Gather every line from the entries below that includes "svaki".
+++ DATA TO PROCESS
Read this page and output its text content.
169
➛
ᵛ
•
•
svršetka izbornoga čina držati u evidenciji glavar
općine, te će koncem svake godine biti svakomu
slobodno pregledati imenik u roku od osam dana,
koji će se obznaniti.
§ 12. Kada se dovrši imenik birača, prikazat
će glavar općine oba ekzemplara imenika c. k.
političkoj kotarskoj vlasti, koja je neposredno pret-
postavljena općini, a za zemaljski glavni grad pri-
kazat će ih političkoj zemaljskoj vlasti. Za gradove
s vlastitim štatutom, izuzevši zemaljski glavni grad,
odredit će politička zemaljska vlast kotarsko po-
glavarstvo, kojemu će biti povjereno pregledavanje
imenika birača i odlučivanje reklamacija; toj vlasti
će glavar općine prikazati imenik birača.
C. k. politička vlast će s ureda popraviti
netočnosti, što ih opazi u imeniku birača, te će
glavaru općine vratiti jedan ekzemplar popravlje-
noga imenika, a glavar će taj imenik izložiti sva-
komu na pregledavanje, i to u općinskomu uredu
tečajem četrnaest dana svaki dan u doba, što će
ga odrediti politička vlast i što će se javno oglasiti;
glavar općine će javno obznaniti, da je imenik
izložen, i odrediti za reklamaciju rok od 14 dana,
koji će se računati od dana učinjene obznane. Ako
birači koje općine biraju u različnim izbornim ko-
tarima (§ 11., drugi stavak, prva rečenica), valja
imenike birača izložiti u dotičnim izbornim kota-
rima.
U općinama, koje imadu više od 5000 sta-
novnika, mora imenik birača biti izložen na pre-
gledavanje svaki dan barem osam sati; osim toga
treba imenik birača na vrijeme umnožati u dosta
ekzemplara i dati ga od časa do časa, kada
++++++
*RESPONSE TO THE TASK*.
tečajem četrnaest dana svaki dan u doba, što će
gledavanje svaki dan barem osam sati; osim toga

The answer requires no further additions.